[START OF RECORDS FOR THE TASK]

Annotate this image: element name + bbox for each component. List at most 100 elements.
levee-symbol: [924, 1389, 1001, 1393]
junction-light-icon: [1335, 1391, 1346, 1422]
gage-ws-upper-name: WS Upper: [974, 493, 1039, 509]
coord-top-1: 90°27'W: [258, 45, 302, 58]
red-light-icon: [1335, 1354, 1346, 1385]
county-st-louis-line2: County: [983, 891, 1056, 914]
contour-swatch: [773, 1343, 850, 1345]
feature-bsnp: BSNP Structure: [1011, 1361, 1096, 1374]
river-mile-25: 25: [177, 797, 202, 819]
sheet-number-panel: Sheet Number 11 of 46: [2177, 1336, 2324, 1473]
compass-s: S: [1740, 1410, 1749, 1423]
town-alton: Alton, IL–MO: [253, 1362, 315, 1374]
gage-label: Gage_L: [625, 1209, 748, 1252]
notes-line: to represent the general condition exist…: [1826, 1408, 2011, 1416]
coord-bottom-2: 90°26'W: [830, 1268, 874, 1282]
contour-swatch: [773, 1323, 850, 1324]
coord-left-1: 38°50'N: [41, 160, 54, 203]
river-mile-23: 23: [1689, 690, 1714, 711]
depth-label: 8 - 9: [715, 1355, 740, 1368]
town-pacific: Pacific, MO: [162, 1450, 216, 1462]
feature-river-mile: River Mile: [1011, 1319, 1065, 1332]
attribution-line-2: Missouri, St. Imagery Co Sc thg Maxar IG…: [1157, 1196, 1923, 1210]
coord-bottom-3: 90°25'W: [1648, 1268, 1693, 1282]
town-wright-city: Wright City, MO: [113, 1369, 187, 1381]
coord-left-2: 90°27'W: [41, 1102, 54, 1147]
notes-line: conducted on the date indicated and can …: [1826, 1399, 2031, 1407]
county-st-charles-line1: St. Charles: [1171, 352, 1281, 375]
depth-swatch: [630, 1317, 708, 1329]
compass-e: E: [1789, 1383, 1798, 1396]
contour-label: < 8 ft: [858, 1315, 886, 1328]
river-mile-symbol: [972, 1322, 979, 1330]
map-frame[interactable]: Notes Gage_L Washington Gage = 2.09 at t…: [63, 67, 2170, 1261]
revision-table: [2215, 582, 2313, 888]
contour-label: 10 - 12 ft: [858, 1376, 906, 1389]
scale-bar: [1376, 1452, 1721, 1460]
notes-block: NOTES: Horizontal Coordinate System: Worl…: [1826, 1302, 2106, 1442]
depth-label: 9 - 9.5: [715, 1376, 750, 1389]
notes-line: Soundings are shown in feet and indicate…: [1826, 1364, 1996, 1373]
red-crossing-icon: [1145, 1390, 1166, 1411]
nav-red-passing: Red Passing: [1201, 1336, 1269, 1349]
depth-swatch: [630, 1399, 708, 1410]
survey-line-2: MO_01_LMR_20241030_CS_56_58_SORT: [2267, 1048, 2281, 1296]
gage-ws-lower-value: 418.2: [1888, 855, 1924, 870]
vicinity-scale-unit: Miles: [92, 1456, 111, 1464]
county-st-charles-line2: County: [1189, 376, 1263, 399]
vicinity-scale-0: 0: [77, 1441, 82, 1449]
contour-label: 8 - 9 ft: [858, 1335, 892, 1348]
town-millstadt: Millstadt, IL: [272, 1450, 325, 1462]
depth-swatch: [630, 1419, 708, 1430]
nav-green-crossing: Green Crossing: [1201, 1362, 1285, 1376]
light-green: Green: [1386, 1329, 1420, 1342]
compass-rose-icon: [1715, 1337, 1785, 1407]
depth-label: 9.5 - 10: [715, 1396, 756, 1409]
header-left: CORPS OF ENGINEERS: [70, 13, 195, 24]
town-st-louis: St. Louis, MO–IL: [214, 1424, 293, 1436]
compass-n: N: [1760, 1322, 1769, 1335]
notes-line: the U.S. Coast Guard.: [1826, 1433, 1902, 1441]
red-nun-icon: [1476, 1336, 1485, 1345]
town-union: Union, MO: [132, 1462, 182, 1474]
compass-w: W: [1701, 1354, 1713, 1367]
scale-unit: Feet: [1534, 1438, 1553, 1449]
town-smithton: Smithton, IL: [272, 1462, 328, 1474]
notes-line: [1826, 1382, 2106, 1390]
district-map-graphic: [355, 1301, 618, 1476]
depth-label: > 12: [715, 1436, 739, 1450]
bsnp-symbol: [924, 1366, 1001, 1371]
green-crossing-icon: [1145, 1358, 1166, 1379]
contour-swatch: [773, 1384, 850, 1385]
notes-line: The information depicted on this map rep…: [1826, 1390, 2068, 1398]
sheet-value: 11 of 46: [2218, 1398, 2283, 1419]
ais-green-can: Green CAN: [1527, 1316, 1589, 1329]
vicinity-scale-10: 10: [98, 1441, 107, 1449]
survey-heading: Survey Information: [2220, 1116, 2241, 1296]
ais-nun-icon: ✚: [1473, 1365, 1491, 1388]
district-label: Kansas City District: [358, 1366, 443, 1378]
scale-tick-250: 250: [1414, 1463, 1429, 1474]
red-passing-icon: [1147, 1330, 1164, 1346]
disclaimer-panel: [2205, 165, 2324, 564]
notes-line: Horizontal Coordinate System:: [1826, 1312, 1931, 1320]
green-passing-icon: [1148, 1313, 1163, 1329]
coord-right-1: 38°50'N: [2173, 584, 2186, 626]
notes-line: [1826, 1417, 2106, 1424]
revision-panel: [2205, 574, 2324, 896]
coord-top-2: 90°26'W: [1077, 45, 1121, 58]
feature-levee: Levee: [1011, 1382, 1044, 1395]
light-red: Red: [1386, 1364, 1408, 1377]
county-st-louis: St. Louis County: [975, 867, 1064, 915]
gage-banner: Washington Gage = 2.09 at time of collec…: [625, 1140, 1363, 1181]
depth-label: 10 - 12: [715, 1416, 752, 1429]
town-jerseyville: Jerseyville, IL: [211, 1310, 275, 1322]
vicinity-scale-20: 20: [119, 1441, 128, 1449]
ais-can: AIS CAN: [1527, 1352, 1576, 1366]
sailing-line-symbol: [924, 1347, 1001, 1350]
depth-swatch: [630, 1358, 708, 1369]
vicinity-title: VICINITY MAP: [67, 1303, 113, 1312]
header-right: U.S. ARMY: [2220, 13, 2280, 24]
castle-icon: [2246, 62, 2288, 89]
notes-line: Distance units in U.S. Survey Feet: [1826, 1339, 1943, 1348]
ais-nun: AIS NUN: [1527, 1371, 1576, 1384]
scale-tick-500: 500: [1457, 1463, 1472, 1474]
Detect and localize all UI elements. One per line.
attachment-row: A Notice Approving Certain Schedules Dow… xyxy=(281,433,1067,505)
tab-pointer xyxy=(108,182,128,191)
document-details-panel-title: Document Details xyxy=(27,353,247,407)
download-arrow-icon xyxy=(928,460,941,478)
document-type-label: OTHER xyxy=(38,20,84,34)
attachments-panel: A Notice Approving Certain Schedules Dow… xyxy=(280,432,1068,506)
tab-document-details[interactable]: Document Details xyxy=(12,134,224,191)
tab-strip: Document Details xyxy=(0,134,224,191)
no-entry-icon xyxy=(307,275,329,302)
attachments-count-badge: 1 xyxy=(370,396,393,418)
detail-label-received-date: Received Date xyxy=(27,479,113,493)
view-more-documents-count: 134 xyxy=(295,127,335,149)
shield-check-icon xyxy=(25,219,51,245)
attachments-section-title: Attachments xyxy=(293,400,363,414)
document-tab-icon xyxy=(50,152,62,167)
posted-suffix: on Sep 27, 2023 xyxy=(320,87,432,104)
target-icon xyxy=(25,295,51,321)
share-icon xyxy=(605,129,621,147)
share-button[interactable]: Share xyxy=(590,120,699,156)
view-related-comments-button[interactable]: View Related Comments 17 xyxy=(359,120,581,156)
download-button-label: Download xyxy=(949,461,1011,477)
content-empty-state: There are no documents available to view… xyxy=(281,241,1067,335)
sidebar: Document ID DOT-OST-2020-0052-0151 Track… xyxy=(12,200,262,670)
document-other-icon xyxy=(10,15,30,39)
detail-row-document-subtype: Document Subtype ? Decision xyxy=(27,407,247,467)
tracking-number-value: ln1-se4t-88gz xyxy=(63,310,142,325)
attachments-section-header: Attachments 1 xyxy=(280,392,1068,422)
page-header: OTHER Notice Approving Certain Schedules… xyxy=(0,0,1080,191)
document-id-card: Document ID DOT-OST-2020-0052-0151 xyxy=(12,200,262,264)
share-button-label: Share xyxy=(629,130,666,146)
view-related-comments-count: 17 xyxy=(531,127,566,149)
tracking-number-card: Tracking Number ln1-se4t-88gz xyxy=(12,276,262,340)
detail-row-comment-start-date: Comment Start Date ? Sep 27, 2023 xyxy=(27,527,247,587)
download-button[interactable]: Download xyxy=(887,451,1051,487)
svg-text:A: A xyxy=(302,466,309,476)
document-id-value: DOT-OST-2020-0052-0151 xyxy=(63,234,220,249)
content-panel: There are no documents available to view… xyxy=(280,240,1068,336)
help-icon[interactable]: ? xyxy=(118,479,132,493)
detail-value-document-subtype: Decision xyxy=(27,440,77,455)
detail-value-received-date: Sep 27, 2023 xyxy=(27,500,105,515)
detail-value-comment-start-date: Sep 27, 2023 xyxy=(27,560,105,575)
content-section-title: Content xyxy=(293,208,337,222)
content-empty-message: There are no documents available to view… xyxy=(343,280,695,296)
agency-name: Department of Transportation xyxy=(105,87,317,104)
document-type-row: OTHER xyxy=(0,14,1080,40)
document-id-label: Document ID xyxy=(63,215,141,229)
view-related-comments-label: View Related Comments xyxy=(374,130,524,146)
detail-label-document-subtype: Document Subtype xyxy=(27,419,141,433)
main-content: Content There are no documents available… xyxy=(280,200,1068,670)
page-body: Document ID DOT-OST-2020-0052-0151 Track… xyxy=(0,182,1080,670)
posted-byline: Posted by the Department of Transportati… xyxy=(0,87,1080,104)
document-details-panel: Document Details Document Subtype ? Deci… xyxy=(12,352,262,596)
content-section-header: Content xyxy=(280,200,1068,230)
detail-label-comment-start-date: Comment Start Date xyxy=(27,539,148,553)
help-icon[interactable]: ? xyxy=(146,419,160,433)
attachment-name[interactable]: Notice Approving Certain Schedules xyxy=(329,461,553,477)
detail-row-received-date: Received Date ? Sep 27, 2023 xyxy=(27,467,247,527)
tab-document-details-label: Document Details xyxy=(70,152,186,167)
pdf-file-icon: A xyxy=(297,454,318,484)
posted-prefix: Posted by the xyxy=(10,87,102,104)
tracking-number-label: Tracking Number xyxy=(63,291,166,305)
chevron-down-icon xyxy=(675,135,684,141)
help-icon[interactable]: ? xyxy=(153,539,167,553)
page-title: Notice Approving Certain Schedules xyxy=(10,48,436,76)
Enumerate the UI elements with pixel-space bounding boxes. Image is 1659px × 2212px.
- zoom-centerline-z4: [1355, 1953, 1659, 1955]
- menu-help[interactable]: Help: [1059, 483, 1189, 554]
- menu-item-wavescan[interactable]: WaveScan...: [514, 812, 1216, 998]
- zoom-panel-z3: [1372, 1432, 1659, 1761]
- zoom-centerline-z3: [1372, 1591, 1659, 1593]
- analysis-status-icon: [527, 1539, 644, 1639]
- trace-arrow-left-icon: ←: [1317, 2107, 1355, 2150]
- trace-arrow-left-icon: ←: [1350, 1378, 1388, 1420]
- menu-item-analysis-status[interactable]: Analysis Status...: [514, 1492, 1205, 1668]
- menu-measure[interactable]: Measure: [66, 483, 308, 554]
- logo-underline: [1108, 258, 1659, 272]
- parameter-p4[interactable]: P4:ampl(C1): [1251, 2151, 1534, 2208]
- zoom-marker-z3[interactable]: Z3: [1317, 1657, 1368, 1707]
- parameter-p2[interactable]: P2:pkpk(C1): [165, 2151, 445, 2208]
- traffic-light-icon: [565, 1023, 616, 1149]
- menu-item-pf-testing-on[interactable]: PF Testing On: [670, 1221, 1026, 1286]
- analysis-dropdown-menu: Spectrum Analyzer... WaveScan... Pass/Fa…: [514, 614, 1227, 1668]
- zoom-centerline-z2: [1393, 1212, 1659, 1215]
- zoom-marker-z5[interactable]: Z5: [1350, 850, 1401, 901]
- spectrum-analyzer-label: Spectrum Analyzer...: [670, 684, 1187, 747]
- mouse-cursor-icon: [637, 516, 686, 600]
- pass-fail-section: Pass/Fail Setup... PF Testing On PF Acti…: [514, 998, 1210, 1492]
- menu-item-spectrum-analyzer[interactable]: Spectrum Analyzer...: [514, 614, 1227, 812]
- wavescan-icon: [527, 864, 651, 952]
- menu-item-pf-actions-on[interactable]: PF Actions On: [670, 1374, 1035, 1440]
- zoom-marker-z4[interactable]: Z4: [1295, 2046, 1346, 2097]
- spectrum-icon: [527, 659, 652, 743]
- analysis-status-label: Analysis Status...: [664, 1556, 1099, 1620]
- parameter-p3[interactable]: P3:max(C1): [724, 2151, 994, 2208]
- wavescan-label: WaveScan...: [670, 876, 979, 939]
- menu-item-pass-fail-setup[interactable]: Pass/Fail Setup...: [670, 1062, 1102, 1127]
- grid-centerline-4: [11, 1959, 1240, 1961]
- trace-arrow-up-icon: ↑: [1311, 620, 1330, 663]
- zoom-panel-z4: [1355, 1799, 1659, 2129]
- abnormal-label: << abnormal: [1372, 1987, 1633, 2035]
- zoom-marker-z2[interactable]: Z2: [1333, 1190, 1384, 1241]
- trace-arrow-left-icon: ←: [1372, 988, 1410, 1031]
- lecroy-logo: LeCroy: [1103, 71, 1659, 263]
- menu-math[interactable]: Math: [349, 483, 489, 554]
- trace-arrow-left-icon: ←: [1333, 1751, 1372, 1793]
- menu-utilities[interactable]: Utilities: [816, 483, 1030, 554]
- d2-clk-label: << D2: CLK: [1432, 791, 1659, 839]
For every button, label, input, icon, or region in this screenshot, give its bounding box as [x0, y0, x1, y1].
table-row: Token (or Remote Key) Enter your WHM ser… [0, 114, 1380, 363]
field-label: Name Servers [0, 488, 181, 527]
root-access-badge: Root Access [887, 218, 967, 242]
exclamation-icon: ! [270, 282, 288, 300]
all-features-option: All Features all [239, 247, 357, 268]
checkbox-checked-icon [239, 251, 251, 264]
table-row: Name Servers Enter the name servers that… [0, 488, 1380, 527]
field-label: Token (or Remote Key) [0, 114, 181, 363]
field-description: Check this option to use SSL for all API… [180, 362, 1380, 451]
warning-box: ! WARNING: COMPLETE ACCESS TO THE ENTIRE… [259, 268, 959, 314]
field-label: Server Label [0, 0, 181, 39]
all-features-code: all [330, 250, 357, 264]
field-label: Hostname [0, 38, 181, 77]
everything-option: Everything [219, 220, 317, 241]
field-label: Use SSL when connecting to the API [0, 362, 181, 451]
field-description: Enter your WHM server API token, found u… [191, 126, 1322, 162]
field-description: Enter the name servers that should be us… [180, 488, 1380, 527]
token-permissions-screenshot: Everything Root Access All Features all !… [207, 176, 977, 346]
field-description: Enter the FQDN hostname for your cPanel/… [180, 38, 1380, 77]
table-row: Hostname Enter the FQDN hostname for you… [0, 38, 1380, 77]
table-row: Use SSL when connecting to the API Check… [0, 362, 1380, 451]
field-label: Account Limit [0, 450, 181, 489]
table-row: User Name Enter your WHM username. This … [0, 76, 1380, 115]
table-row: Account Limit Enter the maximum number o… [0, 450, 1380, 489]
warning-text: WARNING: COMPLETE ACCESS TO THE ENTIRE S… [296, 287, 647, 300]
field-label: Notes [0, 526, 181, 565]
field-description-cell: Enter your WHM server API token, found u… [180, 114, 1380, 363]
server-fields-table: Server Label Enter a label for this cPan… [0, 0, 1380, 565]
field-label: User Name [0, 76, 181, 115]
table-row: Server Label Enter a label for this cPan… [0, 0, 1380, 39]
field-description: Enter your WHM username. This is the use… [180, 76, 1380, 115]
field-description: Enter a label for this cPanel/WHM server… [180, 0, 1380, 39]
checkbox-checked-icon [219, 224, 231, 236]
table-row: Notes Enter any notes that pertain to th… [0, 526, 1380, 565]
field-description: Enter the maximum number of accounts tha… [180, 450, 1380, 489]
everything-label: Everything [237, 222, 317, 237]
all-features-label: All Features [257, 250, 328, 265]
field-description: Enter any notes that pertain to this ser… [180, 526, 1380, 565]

[END OF RECORDS FOR THE TASK]

**WHAT IS REQUIRED:** Swap "Structure" for "Facility" in the listing, starting at its first line and ending at the line containing "sheet-number-panel: Sheet Number", and give those lines back with nothing else changed.

**ANSWER TO THIS PROBLEM:**
Annotate this image: element name + bbox for each component. List at most 100 elements.
levee-symbol: [924, 1389, 1001, 1393]
junction-light-icon: [1335, 1391, 1346, 1422]
gage-ws-upper-name: WS Upper: [974, 493, 1039, 509]
coord-top-1: 90°27'W: [258, 45, 302, 58]
red-light-icon: [1335, 1354, 1346, 1385]
county-st-louis-line2: County: [983, 891, 1056, 914]
contour-swatch: [773, 1343, 850, 1345]
feature-bsnp: BSNP Facility: [1011, 1361, 1096, 1374]
river-mile-25: 25: [177, 797, 202, 819]
sheet-number-panel: Sheet Number 11 of 46: [2177, 1336, 2324, 1473]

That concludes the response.